Saved data entries:
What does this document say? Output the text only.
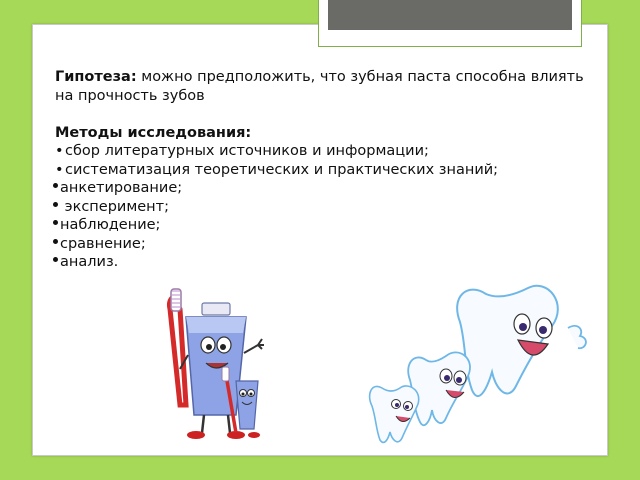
Гипотеза: можно предположить, что зубная паста способна влиять на прочность зубов

Методы исследования:

•сбор литературных источников и информации;

•систематизация теоретических и практических знаний;

анкетирование;

эксперимент;

наблюдение;

сравнение;

анализ.
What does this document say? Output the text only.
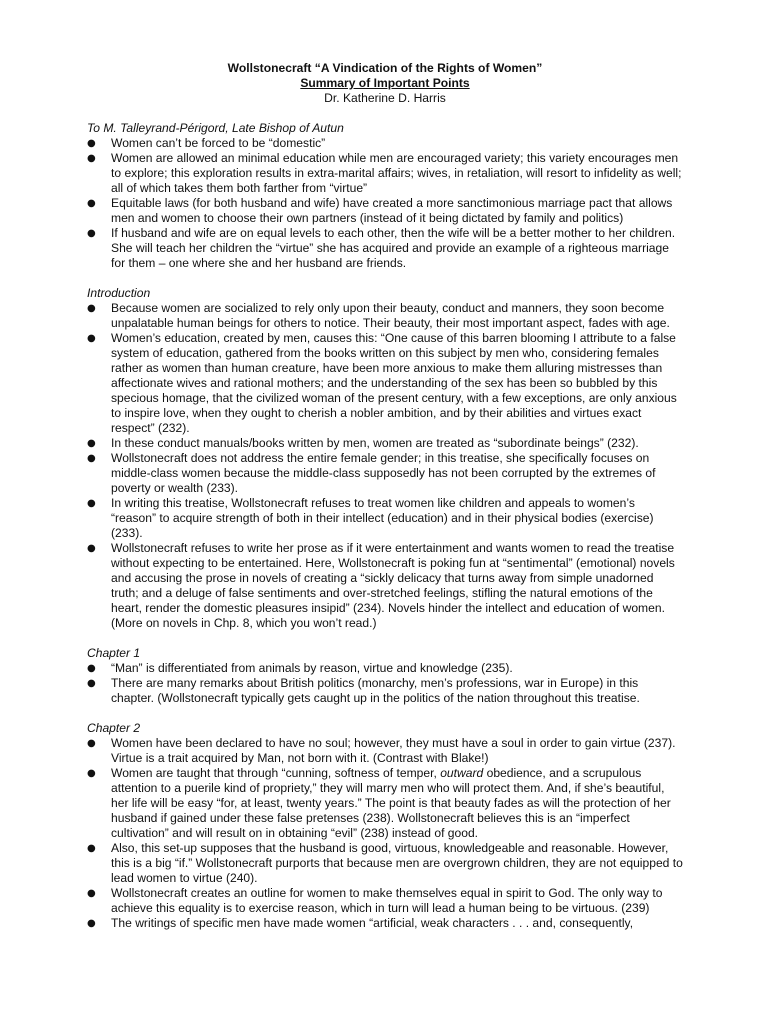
Wollstonecraft “A Vindication of the Rights of Women”
Summary of Important Points
Dr. Katherine D. Harris
To M. Talleyrand-Périgord, Late Bishop of Autun
●	Women can’t be forced to be “domestic”
●	Women are allowed an minimal education while men are encouraged variety; this variety encourages men to explore; this exploration results in extra-marital affairs; wives, in retaliation, will resort to infidelity as well; all of which takes them both farther from “virtue”
●	Equitable laws (for both husband and wife) have created a more sanctimonious marriage pact that allows men and women to choose their own partners (instead of it being dictated by family and politics)
●	If husband and wife are on equal levels to each other, then the wife will be a better mother to her children. She will teach her children the “virtue” she has acquired and provide an example of a righteous marriage for them – one where she and her husband are friends.
Introduction
●	Because women are socialized to rely only upon their beauty, conduct and manners, they soon become unpalatable human beings for others to notice. Their beauty, their most important aspect, fades with age.
●	Women’s education, created by men, causes this: “One cause of this barren blooming I attribute to a false system of education, gathered from the books written on this subject by men who, considering females rather as women than human creature, have been more anxious to make them alluring mistresses than affectionate wives and rational mothers; and the understanding of the sex has been so bubbled by this specious homage, that the civilized woman of the present century, with a few exceptions, are only anxious to inspire love, when they ought to cherish a nobler ambition, and by their abilities and virtues exact respect” (232).
●	In these conduct manuals/books written by men, women are treated as “subordinate beings” (232).
●	Wollstonecraft does not address the entire female gender; in this treatise, she specifically focuses on middle-class women because the middle-class supposedly has not been corrupted by the extremes of poverty or wealth (233).
●	In writing this treatise, Wollstonecraft refuses to treat women like children and appeals to women’s “reason” to acquire strength of both in their intellect (education) and in their physical bodies (exercise) (233).
●	Wollstonecraft refuses to write her prose as if it were entertainment and wants women to read the treatise without expecting to be entertained. Here, Wollstonecraft is poking fun at “sentimental” (emotional) novels and accusing the prose in novels of creating a “sickly delicacy that turns away from simple unadorned truth; and a deluge of false sentiments and over-stretched feelings, stifling the natural emotions of the heart, render the domestic pleasures insipid” (234). Novels hinder the intellect and education of women. (More on novels in Chp. 8, which you won’t read.)
Chapter 1
●	“Man” is differentiated from animals by reason, virtue and knowledge (235).
●	There are many remarks about British politics (monarchy, men’s professions, war in Europe) in this chapter. (Wollstonecraft typically gets caught up in the politics of the nation throughout this treatise.
Chapter 2
●	Women have been declared to have no soul; however, they must have a soul in order to gain virtue (237). Virtue is a trait acquired by Man, not born with it. (Contrast with Blake!)
●	Women are taught that through “cunning, softness of temper, outward obedience, and a scrupulous attention to a puerile kind of propriety,” they will marry men who will protect them. And, if she’s beautiful, her life will be easy “for, at least, twenty years.” The point is that beauty fades as will the protection of her husband if gained under these false pretenses (238). Wollstonecraft believes this is an “imperfect cultivation” and will result on in obtaining “evil” (238) instead of good.
●	Also, this set-up supposes that the husband is good, virtuous, knowledgeable and reasonable. However, this is a big “if.” Wollstonecraft purports that because men are overgrown children, they are not equipped to lead women to virtue (240).
●	Wollstonecraft creates an outline for women to make themselves equal in spirit to God. The only way to achieve this equality is to exercise reason, which in turn will lead a human being to be virtuous. (239)
●	The writings of specific men have made women “artificial, weak characters . . . and, consequently,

» **Given task**
Identify every line above with the string "these" in it. Copy those lines.

» **Result of this exercise**
●	In these conduct manuals/books written by men, women are treated as “subordinate beings” (232).
●	Women are taught that through “cunning, softness of temper, outward obedience, and a scrupulous attention to a puerile kind of propriety,” they will marry men who will protect them. And, if she’s beautiful, her life will be easy “for, at least, twenty years.” The point is that beauty fades as will the protection of her husband if gained under these false pretenses (238). Wollstonecraft believes this is an “imperfect cultivation” and will result on in obtaining “evil” (238) instead of good.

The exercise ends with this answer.